■ **Rows from a dataset**

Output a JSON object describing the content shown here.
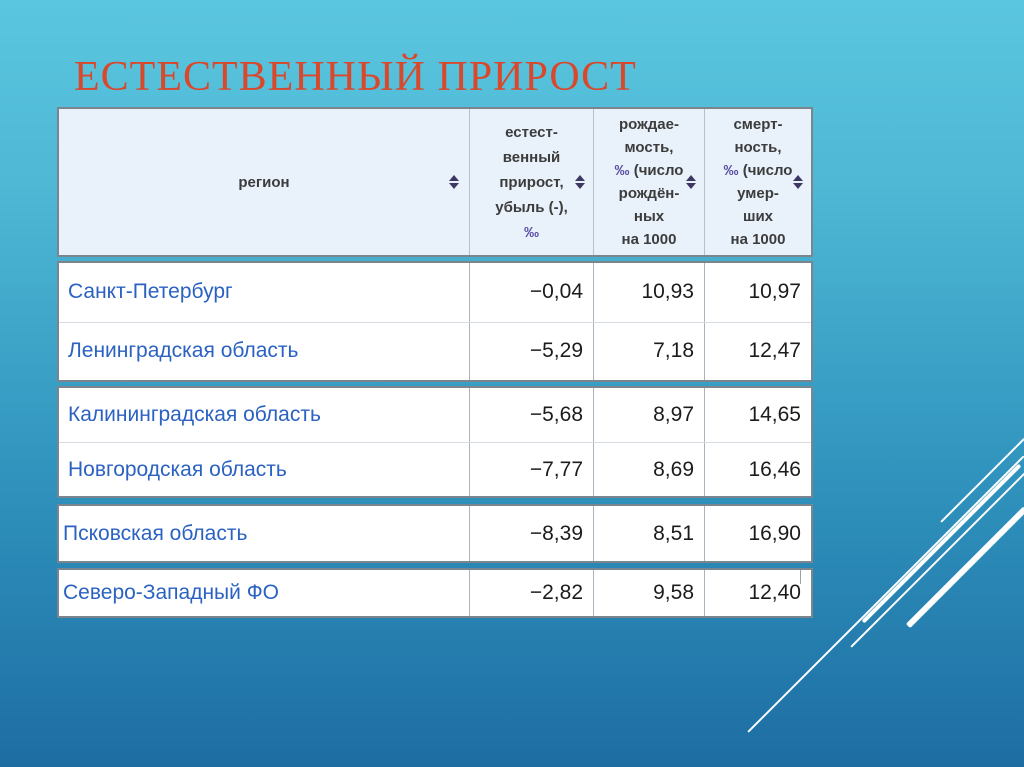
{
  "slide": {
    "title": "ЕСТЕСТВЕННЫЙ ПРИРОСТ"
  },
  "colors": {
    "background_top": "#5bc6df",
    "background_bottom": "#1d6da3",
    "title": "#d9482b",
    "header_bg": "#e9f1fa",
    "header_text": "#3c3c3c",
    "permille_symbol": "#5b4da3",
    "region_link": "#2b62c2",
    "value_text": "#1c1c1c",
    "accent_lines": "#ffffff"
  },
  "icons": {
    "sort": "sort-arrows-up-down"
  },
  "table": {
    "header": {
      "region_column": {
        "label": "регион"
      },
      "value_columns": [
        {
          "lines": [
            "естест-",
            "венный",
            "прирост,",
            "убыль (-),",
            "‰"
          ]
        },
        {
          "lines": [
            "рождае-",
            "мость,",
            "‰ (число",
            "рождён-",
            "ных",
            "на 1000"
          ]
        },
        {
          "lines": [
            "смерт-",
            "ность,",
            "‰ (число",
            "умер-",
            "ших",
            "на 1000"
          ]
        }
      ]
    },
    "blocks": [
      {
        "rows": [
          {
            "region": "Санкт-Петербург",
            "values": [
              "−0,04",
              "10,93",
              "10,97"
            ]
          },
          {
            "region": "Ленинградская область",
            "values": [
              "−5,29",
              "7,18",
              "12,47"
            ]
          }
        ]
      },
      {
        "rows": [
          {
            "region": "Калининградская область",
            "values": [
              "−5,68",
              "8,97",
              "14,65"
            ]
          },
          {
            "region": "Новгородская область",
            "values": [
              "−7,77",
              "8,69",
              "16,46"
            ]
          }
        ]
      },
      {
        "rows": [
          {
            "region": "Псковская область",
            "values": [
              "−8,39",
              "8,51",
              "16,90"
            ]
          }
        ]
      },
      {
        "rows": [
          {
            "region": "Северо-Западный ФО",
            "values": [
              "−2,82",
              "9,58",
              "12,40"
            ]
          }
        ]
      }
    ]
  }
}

■ **Task directions**
Produce an exact copy of each line of data, skipping embedded images.

■ **Expected output**
Output a JSON object describing the content shown here.
{
  "slide": {
    "title": "ЕСТЕСТВЕННЫЙ ПРИРОСТ"
  },
  "colors": {
    "background_top": "#5bc6df",
    "background_bottom": "#1d6da3",
    "title": "#d9482b",
    "header_bg": "#e9f1fa",
    "header_text": "#3c3c3c",
    "permille_symbol": "#5b4da3",
    "region_link": "#2b62c2",
    "value_text": "#1c1c1c",
    "accent_lines": "#ffffff"
  },
  "icons": {
    "sort": "sort-arrows-up-down"
  },
  "table": {
    "header": {
      "region_column": {
        "label": "регион"
      },
      "value_columns": [
        {
          "lines": [
            "естест-",
            "венный",
            "прирост,",
            "убыль (-),",
            "‰"
          ]
        },
        {
          "lines": [
            "рождае-",
            "мость,",
            "‰ (число",
            "рождён-",
            "ных",
            "на 1000"
          ]
        },
        {
          "lines": [
            "смерт-",
            "ность,",
            "‰ (число",
            "умер-",
            "ших",
            "на 1000"
          ]
        }
      ]
    },
    "blocks": [
      {
        "rows": [
          {
            "region": "Санкт-Петербург",
            "values": [
              "−0,04",
              "10,93",
              "10,97"
            ]
          },
          {
            "region": "Ленинградская область",
            "values": [
              "−5,29",
              "7,18",
              "12,47"
            ]
          }
        ]
      },
      {
        "rows": [
          {
            "region": "Калининградская область",
            "values": [
              "−5,68",
              "8,97",
              "14,65"
            ]
          },
          {
            "region": "Новгородская область",
            "values": [
              "−7,77",
              "8,69",
              "16,46"
            ]
          }
        ]
      },
      {
        "rows": [
          {
            "region": "Псковская область",
            "values": [
              "−8,39",
              "8,51",
              "16,90"
            ]
          }
        ]
      },
      {
        "rows": [
          {
            "region": "Северо-Западный ФО",
            "values": [
              "−2,82",
              "9,58",
              "12,40"
            ]
          }
        ]
      }
    ]
  }
}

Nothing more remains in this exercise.